◆ **TO BE DONE**:
Repeat every record below exactly as written.

Stored records
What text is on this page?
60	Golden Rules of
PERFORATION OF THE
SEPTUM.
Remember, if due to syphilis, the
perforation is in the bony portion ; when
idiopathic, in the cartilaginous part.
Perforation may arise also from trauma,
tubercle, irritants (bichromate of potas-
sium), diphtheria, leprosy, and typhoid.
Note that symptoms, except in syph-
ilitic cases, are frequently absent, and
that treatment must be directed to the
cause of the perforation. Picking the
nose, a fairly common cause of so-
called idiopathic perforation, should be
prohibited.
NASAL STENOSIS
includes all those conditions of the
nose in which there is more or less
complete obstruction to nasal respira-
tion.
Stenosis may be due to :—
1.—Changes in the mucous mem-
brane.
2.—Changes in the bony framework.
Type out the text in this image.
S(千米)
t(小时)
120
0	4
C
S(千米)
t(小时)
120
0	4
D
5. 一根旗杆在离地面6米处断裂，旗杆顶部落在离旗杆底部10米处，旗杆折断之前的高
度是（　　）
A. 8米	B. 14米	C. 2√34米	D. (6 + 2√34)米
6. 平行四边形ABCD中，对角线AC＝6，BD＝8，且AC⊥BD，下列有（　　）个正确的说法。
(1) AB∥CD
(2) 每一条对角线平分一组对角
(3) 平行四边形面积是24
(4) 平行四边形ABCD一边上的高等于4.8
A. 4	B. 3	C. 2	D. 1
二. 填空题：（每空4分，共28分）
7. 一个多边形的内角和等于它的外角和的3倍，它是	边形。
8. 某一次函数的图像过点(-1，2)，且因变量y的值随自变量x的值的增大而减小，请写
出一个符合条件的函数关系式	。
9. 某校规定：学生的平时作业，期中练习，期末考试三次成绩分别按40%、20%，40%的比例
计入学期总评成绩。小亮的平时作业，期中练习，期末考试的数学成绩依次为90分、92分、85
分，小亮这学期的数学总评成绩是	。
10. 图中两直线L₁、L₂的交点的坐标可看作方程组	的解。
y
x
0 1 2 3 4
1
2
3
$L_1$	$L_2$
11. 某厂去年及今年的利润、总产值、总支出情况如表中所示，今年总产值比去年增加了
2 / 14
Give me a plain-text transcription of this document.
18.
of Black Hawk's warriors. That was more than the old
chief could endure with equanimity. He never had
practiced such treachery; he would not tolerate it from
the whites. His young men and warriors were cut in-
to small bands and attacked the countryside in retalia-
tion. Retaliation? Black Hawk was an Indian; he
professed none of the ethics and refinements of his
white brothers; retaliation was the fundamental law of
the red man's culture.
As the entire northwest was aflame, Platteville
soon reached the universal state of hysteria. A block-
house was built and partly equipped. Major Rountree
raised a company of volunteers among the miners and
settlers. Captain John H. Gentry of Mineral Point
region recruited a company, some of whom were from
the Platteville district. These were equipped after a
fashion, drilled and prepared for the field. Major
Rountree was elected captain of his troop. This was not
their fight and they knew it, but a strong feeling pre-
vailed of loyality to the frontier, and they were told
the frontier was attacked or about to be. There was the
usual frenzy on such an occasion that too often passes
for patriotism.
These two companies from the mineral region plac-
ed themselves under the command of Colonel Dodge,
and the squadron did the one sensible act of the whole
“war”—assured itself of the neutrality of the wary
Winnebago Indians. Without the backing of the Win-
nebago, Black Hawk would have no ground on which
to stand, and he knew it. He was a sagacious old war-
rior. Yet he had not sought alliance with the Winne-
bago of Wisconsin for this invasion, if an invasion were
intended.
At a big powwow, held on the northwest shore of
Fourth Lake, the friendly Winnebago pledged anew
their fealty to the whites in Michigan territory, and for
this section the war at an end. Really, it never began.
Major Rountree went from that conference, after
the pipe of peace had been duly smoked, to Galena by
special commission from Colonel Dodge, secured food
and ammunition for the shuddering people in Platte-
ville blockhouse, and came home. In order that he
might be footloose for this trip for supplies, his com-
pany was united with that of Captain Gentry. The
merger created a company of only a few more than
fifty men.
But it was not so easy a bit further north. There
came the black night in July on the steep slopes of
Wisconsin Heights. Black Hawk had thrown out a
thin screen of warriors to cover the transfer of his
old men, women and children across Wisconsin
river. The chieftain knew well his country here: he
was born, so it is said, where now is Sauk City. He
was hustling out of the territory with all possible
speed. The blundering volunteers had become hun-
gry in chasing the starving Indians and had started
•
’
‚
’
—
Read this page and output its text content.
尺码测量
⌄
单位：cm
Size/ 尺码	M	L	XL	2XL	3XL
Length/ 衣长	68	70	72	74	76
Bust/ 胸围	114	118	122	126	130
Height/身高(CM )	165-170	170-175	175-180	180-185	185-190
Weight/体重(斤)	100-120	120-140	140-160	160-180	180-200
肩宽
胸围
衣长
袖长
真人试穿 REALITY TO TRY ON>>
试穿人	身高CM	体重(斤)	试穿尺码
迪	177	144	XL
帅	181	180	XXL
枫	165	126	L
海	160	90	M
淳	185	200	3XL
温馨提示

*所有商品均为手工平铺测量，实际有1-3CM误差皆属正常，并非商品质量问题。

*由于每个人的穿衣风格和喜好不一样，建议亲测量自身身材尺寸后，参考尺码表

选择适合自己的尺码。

◆ **RESULT FOR THIS TASK**:
What text is on this page?
60	Golden Rules of
PERFORATION OF THE
SEPTUM.
Remember, if due to syphilis, the
perforation is in the bony portion ; when
idiopathic, in the cartilaginous part.
Perforation may arise also from trauma,
tubercle, irritants (bichromate of potas-
sium), diphtheria, leprosy, and typhoid.
Note that symptoms, except in syph-
ilitic cases, are frequently absent, and
that treatment must be directed to the
cause of the perforation. Picking the
nose, a fairly common cause of so-
called idiopathic perforation, should be
prohibited.
NASAL STENOSIS
includes all those conditions of the
nose in which there is more or less
complete obstruction to nasal respira-
tion.
Stenosis may be due to :—
1.—Changes in the mucous mem-
brane.
2.—Changes in the bony framework.
Type out the text in this image.
S(千米)
t(小时)
120
0	4
C
S(千米)
t(小时)
120
0	4
D
5. 一根旗杆在离地面6米处断裂，旗杆顶部落在离旗杆底部10米处，旗杆折断之前的高
度是（　　）
A. 8米	B. 14米	C. 2√34米	D. (6 + 2√34)米
6. 平行四边形ABCD中，对角线AC＝6，BD＝8，且AC⊥BD，下列有（　　）个正确的说法。
(1) AB∥CD
(2) 每一条对角线平分一组对角
(3) 平行四边形面积是24
(4) 平行四边形ABCD一边上的高等于4.8
A. 4	B. 3	C. 2	D. 1
二. 填空题：（每空4分，共28分）
7. 一个多边形的内角和等于它的外角和的3倍，它是	边形。
8. 某一次函数的图像过点(-1，2)，且因变量y的值随自变量x的值的增大而减小，请写
出一个符合条件的函数关系式	。
9. 某校规定：学生的平时作业，期中练习，期末考试三次成绩分别按40%、20%，40%的比例
计入学期总评成绩。小亮的平时作业，期中练习，期末考试的数学成绩依次为90分、92分、85
分，小亮这学期的数学总评成绩是	。
10. 图中两直线L₁、L₂的交点的坐标可看作方程组	的解。
y
x
0 1 2 3 4
1
2
3
$L_1$	$L_2$
11. 某厂去年及今年的利润、总产值、总支出情况如表中所示，今年总产值比去年增加了
2 / 14
Give me a plain-text transcription of this document.
18.
of Black Hawk's warriors. That was more than the old
chief could endure with equanimity. He never had
practiced such treachery; he would not tolerate it from
the whites. His young men and warriors were cut in-
to small bands and attacked the countryside in retalia-
tion. Retaliation? Black Hawk was an Indian; he
professed none of the ethics and refinements of his
white brothers; retaliation was the fundamental law of
the red man's culture.
As the entire northwest was aflame, Platteville
soon reached the universal state of hysteria. A block-
house was built and partly equipped. Major Rountree
raised a company of volunteers among the miners and
settlers. Captain John H. Gentry of Mineral Point
region recruited a company, some of whom were from
the Platteville district. These were equipped after a
fashion, drilled and prepared for the field. Major
Rountree was elected captain of his troop. This was not
their fight and they knew it, but a strong feeling pre-
vailed of loyality to the frontier, and they were told
the frontier was attacked or about to be. There was the
usual frenzy on such an occasion that too often passes
for patriotism.
These two companies from the mineral region plac-
ed themselves under the command of Colonel Dodge,
and the squadron did the one sensible act of the whole
“war”—assured itself of the neutrality of the wary
Winnebago Indians. Without the backing of the Win-
nebago, Black Hawk would have no ground on which
to stand, and he knew it. He was a sagacious old war-
rior. Yet he had not sought alliance with the Winne-
bago of Wisconsin for this invasion, if an invasion were
intended.
At a big powwow, held on the northwest shore of
Fourth Lake, the friendly Winnebago pledged anew
their fealty to the whites in Michigan territory, and for
this section the war at an end. Really, it never began.
Major Rountree went from that conference, after
the pipe of peace had been duly smoked, to Galena by
special commission from Colonel Dodge, secured food
and ammunition for the shuddering people in Platte-
ville blockhouse, and came home. In order that he
might be footloose for this trip for supplies, his com-
pany was united with that of Captain Gentry. The
merger created a company of only a few more than
fifty men.
But it was not so easy a bit further north. There
came the black night in July on the steep slopes of
Wisconsin Heights. Black Hawk had thrown out a
thin screen of warriors to cover the transfer of his
old men, women and children across Wisconsin
river. The chieftain knew well his country here: he
was born, so it is said, where now is Sauk City. He
was hustling out of the territory with all possible
speed. The blundering volunteers had become hun-
gry in chasing the starving Indians and had started
•
’
‚
’
—
Read this page and output its text content.
尺码测量
⌄
单位：cm
Size/ 尺码	M	L	XL	2XL	3XL
Length/ 衣长	68	70	72	74	76
Bust/ 胸围	114	118	122	126	130
Height/身高(CM )	165-170	170-175	175-180	180-185	185-190
Weight/体重(斤)	100-120	120-140	140-160	160-180	180-200
肩宽
胸围
衣长
袖长
真人试穿 REALITY TO TRY ON>>
试穿人	身高CM	体重(斤)	试穿尺码
迪	177	144	XL
帅	181	180	XXL
枫	165	126	L
海	160	90	M
淳	185	200	3XL
温馨提示

*所有商品均为手工平铺测量，实际有1-3CM误差皆属正常，并非商品质量问题。

*由于每个人的穿衣风格和喜好不一样，建议亲测量自身身材尺寸后，参考尺码表

选择适合自己的尺码。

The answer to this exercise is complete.